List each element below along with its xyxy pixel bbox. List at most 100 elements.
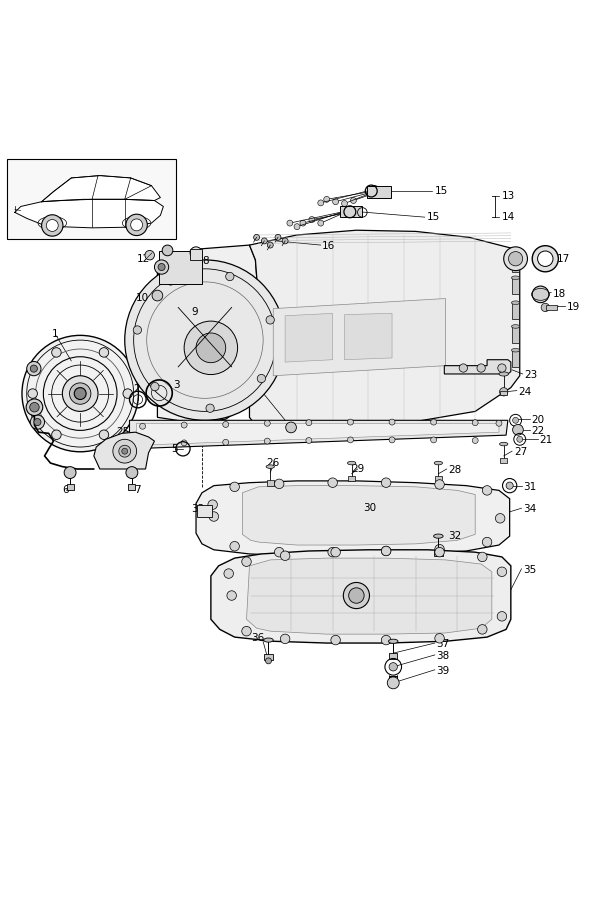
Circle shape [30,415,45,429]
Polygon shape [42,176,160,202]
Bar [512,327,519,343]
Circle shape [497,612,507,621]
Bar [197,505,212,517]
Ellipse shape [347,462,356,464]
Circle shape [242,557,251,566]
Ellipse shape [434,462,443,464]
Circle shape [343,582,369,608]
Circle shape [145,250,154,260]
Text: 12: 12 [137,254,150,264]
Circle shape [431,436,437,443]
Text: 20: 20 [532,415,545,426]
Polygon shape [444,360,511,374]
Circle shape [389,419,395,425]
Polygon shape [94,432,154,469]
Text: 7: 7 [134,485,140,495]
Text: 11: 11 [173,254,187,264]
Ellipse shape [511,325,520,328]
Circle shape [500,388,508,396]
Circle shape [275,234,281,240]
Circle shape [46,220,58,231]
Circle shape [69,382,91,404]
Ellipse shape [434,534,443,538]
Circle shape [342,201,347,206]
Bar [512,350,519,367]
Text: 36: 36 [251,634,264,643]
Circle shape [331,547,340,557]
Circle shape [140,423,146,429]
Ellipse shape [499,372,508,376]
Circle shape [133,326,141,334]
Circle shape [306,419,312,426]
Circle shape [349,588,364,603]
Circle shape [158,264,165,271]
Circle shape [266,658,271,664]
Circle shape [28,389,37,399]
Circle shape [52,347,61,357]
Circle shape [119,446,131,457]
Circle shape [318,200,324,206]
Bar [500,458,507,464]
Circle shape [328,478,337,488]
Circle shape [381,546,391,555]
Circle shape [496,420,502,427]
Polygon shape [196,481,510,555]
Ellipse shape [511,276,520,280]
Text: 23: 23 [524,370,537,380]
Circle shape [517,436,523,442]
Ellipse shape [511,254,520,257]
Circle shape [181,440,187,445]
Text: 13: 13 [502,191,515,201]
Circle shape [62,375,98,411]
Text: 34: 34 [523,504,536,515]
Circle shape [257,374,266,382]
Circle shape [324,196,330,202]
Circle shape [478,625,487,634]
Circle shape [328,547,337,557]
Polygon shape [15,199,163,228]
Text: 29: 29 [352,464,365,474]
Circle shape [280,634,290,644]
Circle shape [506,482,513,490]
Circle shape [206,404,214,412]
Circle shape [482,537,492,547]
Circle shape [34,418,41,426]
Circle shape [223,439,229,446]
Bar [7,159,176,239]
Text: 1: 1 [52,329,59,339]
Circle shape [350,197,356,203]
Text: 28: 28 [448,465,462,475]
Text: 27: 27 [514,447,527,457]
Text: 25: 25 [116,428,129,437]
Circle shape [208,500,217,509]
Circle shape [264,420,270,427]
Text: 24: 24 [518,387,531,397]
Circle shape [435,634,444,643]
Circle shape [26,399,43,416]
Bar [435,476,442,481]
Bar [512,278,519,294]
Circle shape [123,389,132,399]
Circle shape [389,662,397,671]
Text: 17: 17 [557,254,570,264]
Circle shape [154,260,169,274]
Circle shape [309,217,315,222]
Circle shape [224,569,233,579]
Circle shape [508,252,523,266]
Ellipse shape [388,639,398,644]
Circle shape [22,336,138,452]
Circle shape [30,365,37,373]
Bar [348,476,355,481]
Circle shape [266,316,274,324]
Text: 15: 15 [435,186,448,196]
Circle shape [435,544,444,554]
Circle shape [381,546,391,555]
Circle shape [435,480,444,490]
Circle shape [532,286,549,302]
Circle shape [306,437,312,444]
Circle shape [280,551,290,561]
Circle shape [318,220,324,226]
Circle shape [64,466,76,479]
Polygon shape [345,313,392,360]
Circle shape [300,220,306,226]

(Goal) Copy out every line of the entry above word for word, leaving out the picture.

(Solution to the problem)
List each element below along with its xyxy pixel bbox. List at most 100 elements.
Circle shape [30,415,45,429]
Polygon shape [42,176,160,202]
Bar [512,327,519,343]
Circle shape [497,612,507,621]
Bar [197,505,212,517]
Ellipse shape [347,462,356,464]
Circle shape [242,557,251,566]
Ellipse shape [434,462,443,464]
Circle shape [343,582,369,608]
Circle shape [145,250,154,260]
Text: 12: 12 [137,254,150,264]
Circle shape [431,436,437,443]
Text: 20: 20 [532,415,545,426]
Polygon shape [444,360,511,374]
Circle shape [389,419,395,425]
Polygon shape [94,432,154,469]
Text: 7: 7 [134,485,140,495]
Text: 11: 11 [173,254,187,264]
Ellipse shape [511,325,520,328]
Circle shape [500,388,508,396]
Circle shape [275,234,281,240]
Circle shape [46,220,58,231]
Circle shape [69,382,91,404]
Ellipse shape [434,534,443,538]
Circle shape [342,201,347,206]
Bar [512,350,519,367]
Text: 36: 36 [251,634,264,643]
Circle shape [331,547,340,557]
Circle shape [140,423,146,429]
Ellipse shape [499,372,508,376]
Circle shape [133,326,141,334]
Circle shape [306,419,312,426]
Circle shape [349,588,364,603]
Circle shape [158,264,165,271]
Circle shape [266,658,271,664]
Circle shape [28,389,37,399]
Circle shape [52,347,61,357]
Circle shape [119,446,131,457]
Circle shape [318,200,324,206]
Bar [500,458,507,464]
Circle shape [328,478,337,488]
Circle shape [381,546,391,555]
Circle shape [496,420,502,427]
Polygon shape [196,481,510,555]
Ellipse shape [511,276,520,280]
Text: 23: 23 [524,370,537,380]
Circle shape [517,436,523,442]
Ellipse shape [511,254,520,257]
Circle shape [181,440,187,445]
Text: 13: 13 [502,191,515,201]
Circle shape [62,375,98,411]
Text: 34: 34 [523,504,536,515]
Circle shape [257,374,266,382]
Circle shape [324,196,330,202]
Circle shape [478,625,487,634]
Circle shape [328,547,337,557]
Polygon shape [15,199,163,228]
Text: 29: 29 [352,464,365,474]
Circle shape [280,634,290,644]
Circle shape [506,482,513,490]
Circle shape [206,404,214,412]
Circle shape [482,537,492,547]
Circle shape [34,418,41,426]
Circle shape [223,439,229,446]
Bar [7,159,176,239]
Text: 1: 1 [52,329,59,339]
Circle shape [350,197,356,203]
Text: 28: 28 [448,465,462,475]
Text: 27: 27 [514,447,527,457]
Text: 25: 25 [116,428,129,437]
Circle shape [208,500,217,509]
Circle shape [264,420,270,427]
Text: 24: 24 [518,387,531,397]
Circle shape [435,634,444,643]
Circle shape [26,399,43,416]
Bar [435,476,442,481]
Bar [512,278,519,294]
Circle shape [123,389,132,399]
Circle shape [389,662,397,671]
Text: 17: 17 [557,254,570,264]
Circle shape [154,260,169,274]
Circle shape [309,217,315,222]
Circle shape [224,569,233,579]
Circle shape [508,252,523,266]
Ellipse shape [388,639,398,644]
Circle shape [22,336,138,452]
Circle shape [30,365,37,373]
Bar [348,476,355,481]
Circle shape [266,316,274,324]
Text: 15: 15 [435,186,448,196]
Circle shape [435,544,444,554]
Circle shape [381,546,391,555]
Circle shape [435,480,444,490]
Circle shape [532,286,549,302]
Circle shape [306,437,312,444]
Circle shape [280,551,290,561]
Circle shape [318,220,324,226]
Circle shape [64,466,76,479]
Polygon shape [345,313,392,360]
Circle shape [300,220,306,226]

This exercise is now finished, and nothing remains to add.